Tally the lines of the listing that contain the string "title". Give the number and nothing else.

::: RECORDS PROVIDED

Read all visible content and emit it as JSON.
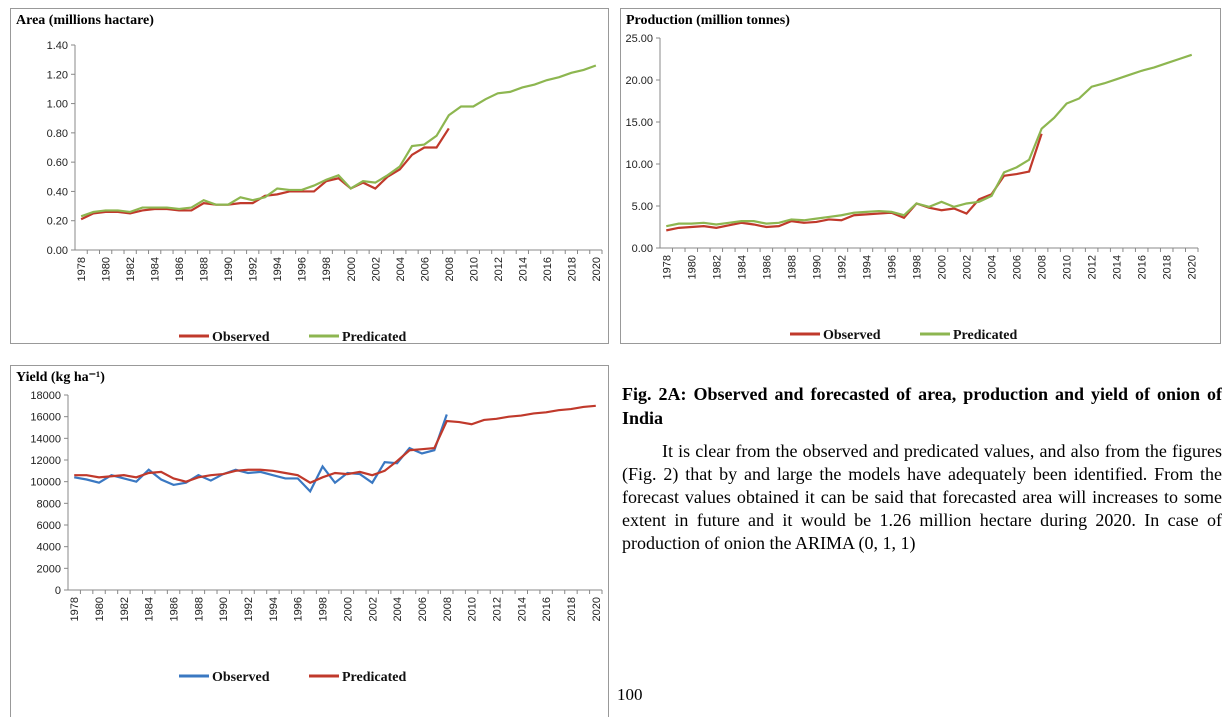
{
  "chart_data": [
    {
      "type": "line",
      "title": "Area (millions hactare)",
      "legend": "bottom",
      "categories": [
        "1978",
        null,
        "1980",
        null,
        "1982",
        null,
        "1984",
        null,
        "1986",
        null,
        "1988",
        null,
        "1990",
        null,
        "1992",
        null,
        "1994",
        null,
        "1996",
        null,
        "1998",
        null,
        "2000",
        null,
        "2002",
        null,
        "2004",
        null,
        "2006",
        null,
        "2008",
        null,
        "2010",
        null,
        "2012",
        null,
        "2014",
        null,
        "2016",
        null,
        "2018",
        null,
        "2020"
      ],
      "series": [
        {
          "name": "Observed",
          "color": "#c0392b",
          "values": [
            0.21,
            0.25,
            0.26,
            0.26,
            0.25,
            0.27,
            0.28,
            0.28,
            0.27,
            0.27,
            0.32,
            0.31,
            0.31,
            0.32,
            0.32,
            0.37,
            0.38,
            0.4,
            0.4,
            0.4,
            0.47,
            0.49,
            0.42,
            0.46,
            0.42,
            0.5,
            0.55,
            0.65,
            0.7,
            0.7,
            0.83,
            null,
            null,
            null,
            null,
            null,
            null,
            null,
            null,
            null,
            null,
            null,
            null
          ]
        },
        {
          "name": "Predicated",
          "color": "#8db650",
          "values": [
            0.23,
            0.26,
            0.27,
            0.27,
            0.26,
            0.29,
            0.29,
            0.29,
            0.28,
            0.29,
            0.34,
            0.31,
            0.31,
            0.36,
            0.34,
            0.36,
            0.42,
            0.41,
            0.41,
            0.44,
            0.48,
            0.51,
            0.42,
            0.47,
            0.46,
            0.51,
            0.57,
            0.71,
            0.72,
            0.78,
            0.92,
            0.98,
            0.98,
            1.03,
            1.07,
            1.08,
            1.11,
            1.13,
            1.16,
            1.18,
            1.21,
            1.23,
            1.26
          ]
        }
      ],
      "ylim": [
        0,
        1.4
      ],
      "yticks": [
        {
          "value": 0,
          "label": "0.00"
        },
        {
          "value": 0.2,
          "label": "0.20"
        },
        {
          "value": 0.4,
          "label": "0.40"
        },
        {
          "value": 0.6,
          "label": "0.60"
        },
        {
          "value": 0.8,
          "label": "0.80"
        },
        {
          "value": 1,
          "label": "1.00"
        },
        {
          "value": 1.2,
          "label": "1.20"
        },
        {
          "value": 1.4,
          "label": "1.40"
        }
      ]
    },
    {
      "type": "line",
      "title": "Production (million tonnes)",
      "legend": "bottom",
      "categories": [
        "1978",
        null,
        "1980",
        null,
        "1982",
        null,
        "1984",
        null,
        "1986",
        null,
        "1988",
        null,
        "1990",
        null,
        "1992",
        null,
        "1994",
        null,
        "1996",
        null,
        "1998",
        null,
        "2000",
        null,
        "2002",
        null,
        "2004",
        null,
        "2006",
        null,
        "2008",
        null,
        "2010",
        null,
        "2012",
        null,
        "2014",
        null,
        "2016",
        null,
        "2018",
        null,
        "2020"
      ],
      "series": [
        {
          "name": "Observed",
          "color": "#c0392b",
          "values": [
            2.1,
            2.4,
            2.5,
            2.6,
            2.4,
            2.7,
            3.0,
            2.8,
            2.5,
            2.6,
            3.2,
            3.0,
            3.1,
            3.4,
            3.3,
            3.9,
            4.0,
            4.1,
            4.2,
            3.6,
            5.3,
            4.8,
            4.5,
            4.7,
            4.1,
            5.8,
            6.4,
            8.6,
            8.8,
            9.1,
            13.6,
            null,
            null,
            null,
            null,
            null,
            null,
            null,
            null,
            null,
            null,
            null,
            null
          ]
        },
        {
          "name": "Predicated",
          "color": "#8db650",
          "values": [
            2.6,
            2.9,
            2.9,
            3.0,
            2.8,
            3.0,
            3.2,
            3.2,
            2.9,
            3.0,
            3.4,
            3.3,
            3.5,
            3.7,
            3.9,
            4.2,
            4.3,
            4.4,
            4.3,
            3.9,
            5.3,
            4.9,
            5.5,
            4.9,
            5.3,
            5.5,
            6.2,
            9.0,
            9.6,
            10.5,
            14.2,
            15.5,
            17.2,
            17.8,
            19.2,
            19.6,
            20.1,
            20.6,
            21.1,
            21.5,
            22.0,
            22.5,
            23.0
          ]
        }
      ],
      "ylim": [
        0,
        25
      ],
      "yticks": [
        {
          "value": 0,
          "label": "0.00"
        },
        {
          "value": 5,
          "label": "5.00"
        },
        {
          "value": 10,
          "label": "10.00"
        },
        {
          "value": 15,
          "label": "15.00"
        },
        {
          "value": 20,
          "label": "20.00"
        },
        {
          "value": 25,
          "label": "25.00"
        }
      ]
    },
    {
      "type": "line",
      "title": "Yield (kg ha⁻¹)",
      "legend": "bottom",
      "categories": [
        "1978",
        null,
        "1980",
        null,
        "1982",
        null,
        "1984",
        null,
        "1986",
        null,
        "1988",
        null,
        "1990",
        null,
        "1992",
        null,
        "1994",
        null,
        "1996",
        null,
        "1998",
        null,
        "2000",
        null,
        "2002",
        null,
        "2004",
        null,
        "2006",
        null,
        "2008",
        null,
        "2010",
        null,
        "2012",
        null,
        "2014",
        null,
        "2016",
        null,
        "2018",
        null,
        "2020"
      ],
      "series": [
        {
          "name": "Observed",
          "color": "#3a78c2",
          "values": [
            10400,
            10200,
            9900,
            10600,
            10300,
            10000,
            11100,
            10200,
            9700,
            9900,
            10600,
            10100,
            10700,
            11100,
            10800,
            10900,
            10600,
            10300,
            10300,
            9100,
            11400,
            9900,
            10800,
            10700,
            9900,
            11800,
            11700,
            13100,
            12600,
            12900,
            16200,
            null,
            null,
            null,
            null,
            null,
            null,
            null,
            null,
            null,
            null,
            null,
            null
          ]
        },
        {
          "name": "Predicated",
          "color": "#c0392b",
          "values": [
            10600,
            10600,
            10400,
            10500,
            10600,
            10400,
            10800,
            10900,
            10300,
            10000,
            10400,
            10600,
            10700,
            11000,
            11100,
            11100,
            11000,
            10800,
            10600,
            9900,
            10400,
            10800,
            10700,
            10900,
            10600,
            11000,
            11900,
            12900,
            13000,
            13100,
            15600,
            15500,
            15300,
            15700,
            15800,
            16000,
            16100,
            16300,
            16400,
            16600,
            16700,
            16900,
            17000
          ]
        }
      ],
      "ylim": [
        0,
        18000
      ],
      "yticks": [
        0,
        2000,
        4000,
        6000,
        8000,
        10000,
        12000,
        14000,
        16000,
        18000
      ]
    }
  ],
  "caption": "Fig. 2A: Observed and forecasted of area, production and yield of onion of India",
  "paragraph": "It is clear from the observed and predicated values, and also from the figures (Fig. 2) that by and large the models have adequately been identified. From the forecast values obtained it can be said that forecasted area will increases to some extent in future and it would be 1.26 million hectare during 2020. In case of production of onion the ARIMA (0, 1, 1)",
  "page_number": "100"
}
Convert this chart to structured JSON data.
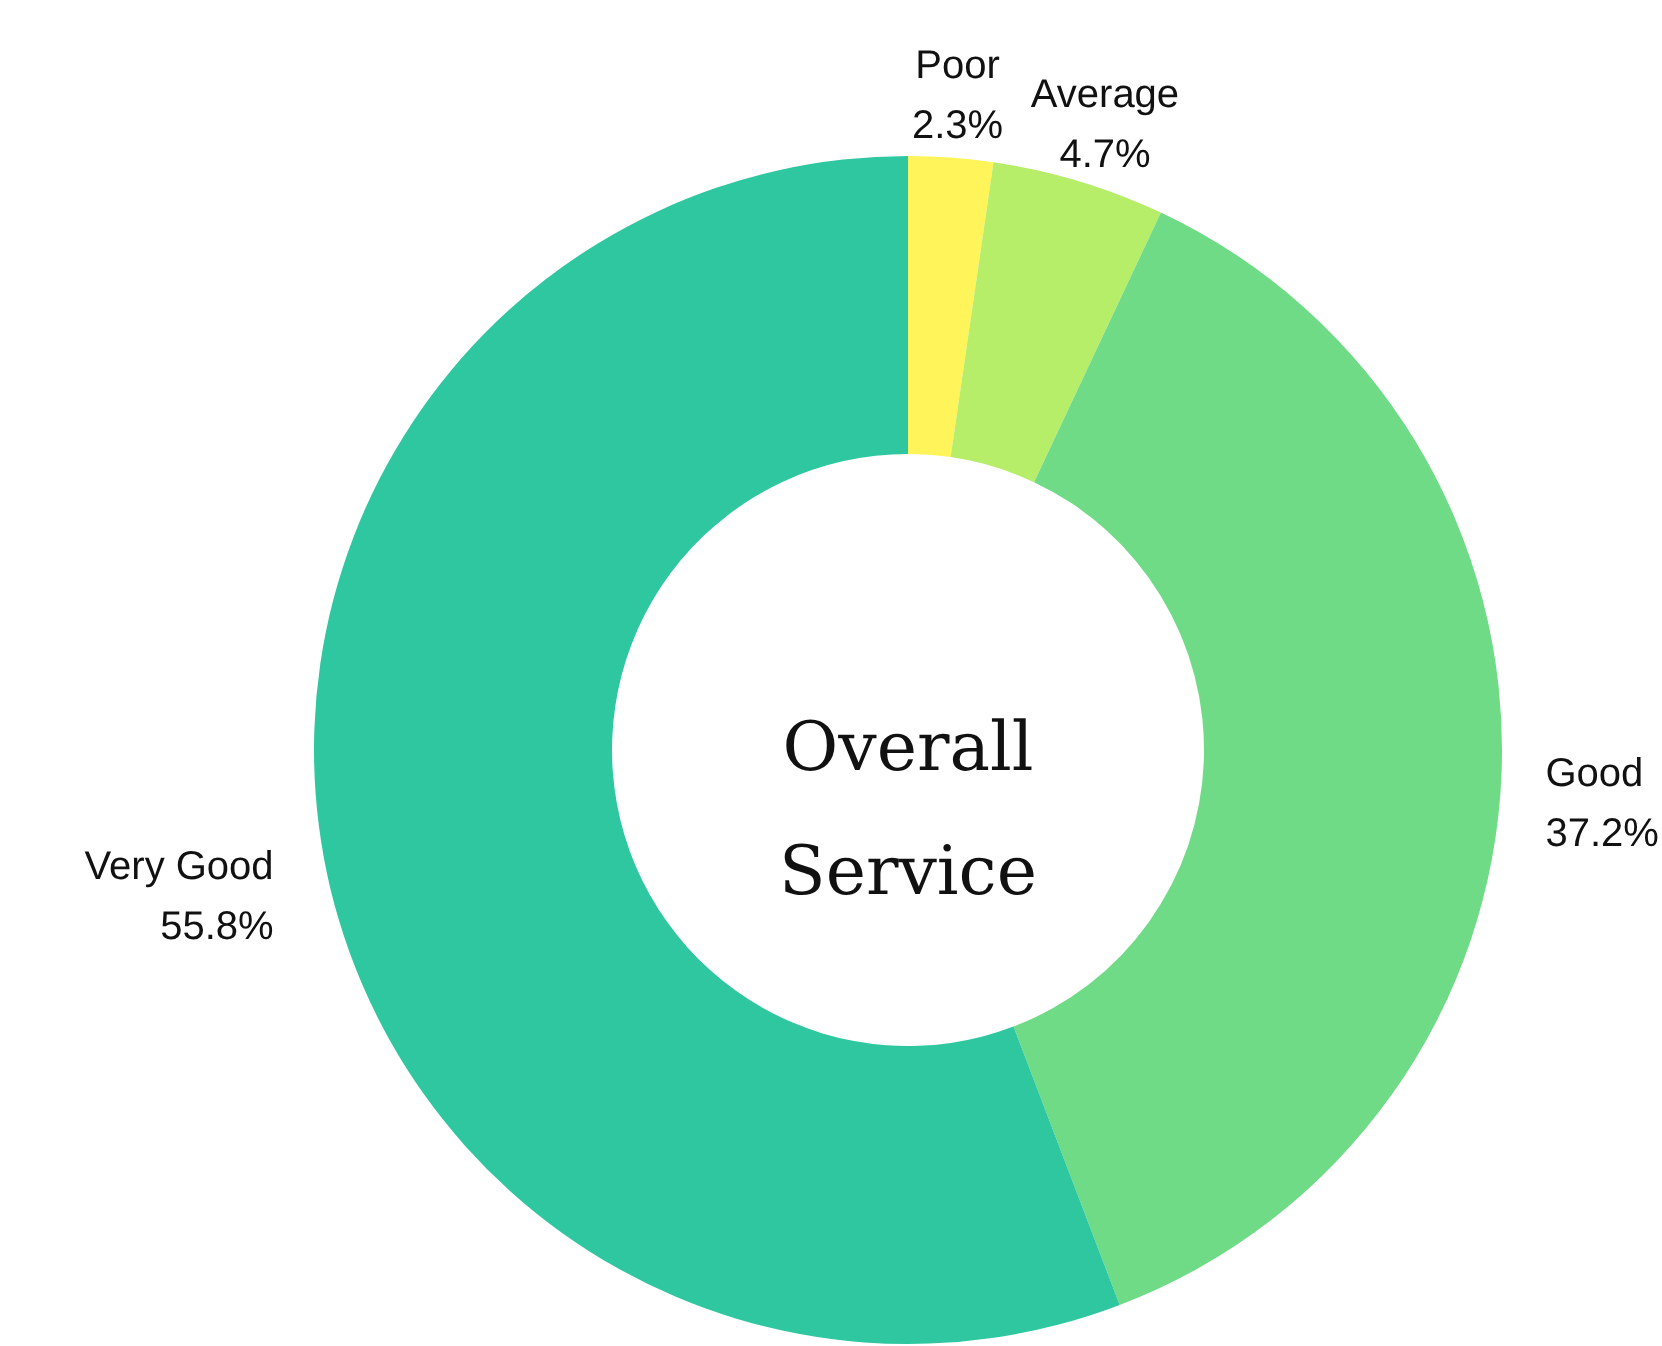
{
  "chart_data": {
    "type": "donut",
    "title": "Overall Service",
    "categories": [
      "Poor",
      "Average",
      "Good",
      "Very Good"
    ],
    "values": [
      2.3,
      4.7,
      37.2,
      55.8
    ],
    "value_labels": [
      "2.3%",
      "4.7%",
      "37.2%",
      "55.8%"
    ],
    "colors": [
      "#fff459",
      "#b6ee6a",
      "#6fdb87",
      "#2ec79f"
    ]
  }
}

::::::

OUTPUT OF THE EXERCISE |
4